• Task details: Return all lines that include the string "loans".

------ Material provided ------

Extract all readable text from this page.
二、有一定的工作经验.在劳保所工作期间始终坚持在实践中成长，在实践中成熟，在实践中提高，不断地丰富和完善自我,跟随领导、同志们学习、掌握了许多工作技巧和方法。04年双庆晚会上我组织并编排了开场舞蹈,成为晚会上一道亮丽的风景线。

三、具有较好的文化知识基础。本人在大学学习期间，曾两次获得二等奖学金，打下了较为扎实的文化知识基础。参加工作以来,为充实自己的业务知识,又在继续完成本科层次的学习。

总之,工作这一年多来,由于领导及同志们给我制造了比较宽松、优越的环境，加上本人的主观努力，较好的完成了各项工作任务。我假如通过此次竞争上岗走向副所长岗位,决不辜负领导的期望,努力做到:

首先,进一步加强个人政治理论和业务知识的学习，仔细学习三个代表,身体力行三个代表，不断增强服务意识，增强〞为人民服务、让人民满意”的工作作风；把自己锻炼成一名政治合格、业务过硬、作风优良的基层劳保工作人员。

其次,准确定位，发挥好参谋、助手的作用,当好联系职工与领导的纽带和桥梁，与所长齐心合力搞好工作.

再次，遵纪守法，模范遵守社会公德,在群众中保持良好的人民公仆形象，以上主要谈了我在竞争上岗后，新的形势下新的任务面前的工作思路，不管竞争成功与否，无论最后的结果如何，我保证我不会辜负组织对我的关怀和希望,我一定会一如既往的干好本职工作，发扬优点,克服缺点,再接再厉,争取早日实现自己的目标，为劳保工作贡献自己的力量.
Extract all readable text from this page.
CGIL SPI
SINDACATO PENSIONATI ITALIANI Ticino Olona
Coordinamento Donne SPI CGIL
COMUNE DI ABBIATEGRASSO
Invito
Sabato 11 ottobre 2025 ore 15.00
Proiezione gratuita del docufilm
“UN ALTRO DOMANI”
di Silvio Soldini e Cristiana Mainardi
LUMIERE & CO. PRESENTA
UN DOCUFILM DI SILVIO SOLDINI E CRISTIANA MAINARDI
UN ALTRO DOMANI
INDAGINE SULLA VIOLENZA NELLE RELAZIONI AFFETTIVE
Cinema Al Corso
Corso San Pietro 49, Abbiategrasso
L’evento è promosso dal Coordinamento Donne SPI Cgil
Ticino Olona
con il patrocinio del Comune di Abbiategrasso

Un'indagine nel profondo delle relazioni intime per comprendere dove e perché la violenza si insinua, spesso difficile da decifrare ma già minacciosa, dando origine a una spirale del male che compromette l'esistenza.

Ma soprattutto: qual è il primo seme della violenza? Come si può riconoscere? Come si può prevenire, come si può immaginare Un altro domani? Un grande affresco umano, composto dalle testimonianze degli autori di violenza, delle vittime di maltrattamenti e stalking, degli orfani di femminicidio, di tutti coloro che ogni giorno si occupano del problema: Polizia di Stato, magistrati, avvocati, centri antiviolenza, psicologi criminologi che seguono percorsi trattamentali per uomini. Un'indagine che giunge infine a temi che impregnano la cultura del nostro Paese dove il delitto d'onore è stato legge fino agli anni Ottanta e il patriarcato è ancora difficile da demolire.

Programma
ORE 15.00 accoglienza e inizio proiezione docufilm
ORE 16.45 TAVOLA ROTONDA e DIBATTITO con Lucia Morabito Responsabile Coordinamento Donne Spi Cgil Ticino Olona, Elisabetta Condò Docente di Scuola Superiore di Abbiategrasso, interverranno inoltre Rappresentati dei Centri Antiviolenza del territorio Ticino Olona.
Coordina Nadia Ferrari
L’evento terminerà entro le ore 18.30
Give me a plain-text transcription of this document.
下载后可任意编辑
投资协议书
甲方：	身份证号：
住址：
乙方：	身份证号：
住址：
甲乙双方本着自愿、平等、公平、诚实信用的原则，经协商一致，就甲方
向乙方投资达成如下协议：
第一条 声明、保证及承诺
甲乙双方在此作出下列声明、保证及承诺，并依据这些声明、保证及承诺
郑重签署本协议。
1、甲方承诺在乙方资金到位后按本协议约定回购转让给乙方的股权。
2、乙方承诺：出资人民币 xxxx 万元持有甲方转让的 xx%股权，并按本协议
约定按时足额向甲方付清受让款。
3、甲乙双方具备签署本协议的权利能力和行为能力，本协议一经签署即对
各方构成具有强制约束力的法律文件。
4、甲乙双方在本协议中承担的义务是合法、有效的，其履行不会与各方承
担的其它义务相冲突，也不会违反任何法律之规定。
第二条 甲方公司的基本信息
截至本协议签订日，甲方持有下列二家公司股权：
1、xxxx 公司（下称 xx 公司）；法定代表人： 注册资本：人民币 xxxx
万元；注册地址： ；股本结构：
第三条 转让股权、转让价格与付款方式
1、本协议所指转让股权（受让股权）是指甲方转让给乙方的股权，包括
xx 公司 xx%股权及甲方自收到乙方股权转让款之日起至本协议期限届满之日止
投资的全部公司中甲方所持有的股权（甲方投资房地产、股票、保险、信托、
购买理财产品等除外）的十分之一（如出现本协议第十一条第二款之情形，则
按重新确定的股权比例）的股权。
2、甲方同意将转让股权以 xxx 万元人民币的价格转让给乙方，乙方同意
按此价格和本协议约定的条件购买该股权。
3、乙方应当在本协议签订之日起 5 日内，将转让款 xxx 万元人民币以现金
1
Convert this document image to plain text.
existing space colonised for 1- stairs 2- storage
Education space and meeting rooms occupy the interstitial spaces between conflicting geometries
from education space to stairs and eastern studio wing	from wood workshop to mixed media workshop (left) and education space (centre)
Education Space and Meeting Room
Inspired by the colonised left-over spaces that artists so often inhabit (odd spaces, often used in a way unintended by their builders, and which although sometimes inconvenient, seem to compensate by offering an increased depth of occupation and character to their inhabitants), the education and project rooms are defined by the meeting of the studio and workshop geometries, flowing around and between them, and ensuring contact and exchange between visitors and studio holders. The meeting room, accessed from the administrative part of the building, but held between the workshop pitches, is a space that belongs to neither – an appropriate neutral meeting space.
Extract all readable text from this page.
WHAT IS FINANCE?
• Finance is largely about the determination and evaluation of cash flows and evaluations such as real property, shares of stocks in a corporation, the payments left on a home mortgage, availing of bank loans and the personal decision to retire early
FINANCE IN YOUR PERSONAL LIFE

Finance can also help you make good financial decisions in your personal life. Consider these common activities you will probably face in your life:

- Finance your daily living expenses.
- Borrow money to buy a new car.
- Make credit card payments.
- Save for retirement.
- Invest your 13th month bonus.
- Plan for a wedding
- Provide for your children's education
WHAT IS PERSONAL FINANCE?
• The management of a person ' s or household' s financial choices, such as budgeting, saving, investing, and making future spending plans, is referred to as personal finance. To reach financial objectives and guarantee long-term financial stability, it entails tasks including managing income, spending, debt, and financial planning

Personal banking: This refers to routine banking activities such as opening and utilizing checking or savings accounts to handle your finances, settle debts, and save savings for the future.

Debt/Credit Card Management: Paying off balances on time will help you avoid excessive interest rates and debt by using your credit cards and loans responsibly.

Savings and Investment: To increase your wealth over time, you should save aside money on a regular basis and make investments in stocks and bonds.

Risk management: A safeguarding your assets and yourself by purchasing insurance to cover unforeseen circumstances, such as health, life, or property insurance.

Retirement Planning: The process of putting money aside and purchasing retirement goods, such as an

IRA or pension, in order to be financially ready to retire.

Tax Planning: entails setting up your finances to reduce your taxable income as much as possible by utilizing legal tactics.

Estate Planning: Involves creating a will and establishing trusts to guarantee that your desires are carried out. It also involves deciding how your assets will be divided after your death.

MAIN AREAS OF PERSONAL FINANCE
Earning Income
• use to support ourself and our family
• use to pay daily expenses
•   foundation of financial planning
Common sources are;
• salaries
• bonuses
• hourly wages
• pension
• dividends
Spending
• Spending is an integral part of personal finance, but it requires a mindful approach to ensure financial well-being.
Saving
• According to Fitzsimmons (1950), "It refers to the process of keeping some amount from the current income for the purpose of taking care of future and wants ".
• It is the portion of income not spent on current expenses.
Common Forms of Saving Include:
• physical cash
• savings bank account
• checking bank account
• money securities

------

• Response below:
• Finance is largely about the determination and evaluation of cash flows and evaluations such as real property, shares of stocks in a corporation, the payments left on a home mortgage, availing of bank loans and the personal decision to retire early
Debt/Credit Card Management: Paying off balances on time will help you avoid excessive interest rates and debt by using your credit cards and loans responsibly.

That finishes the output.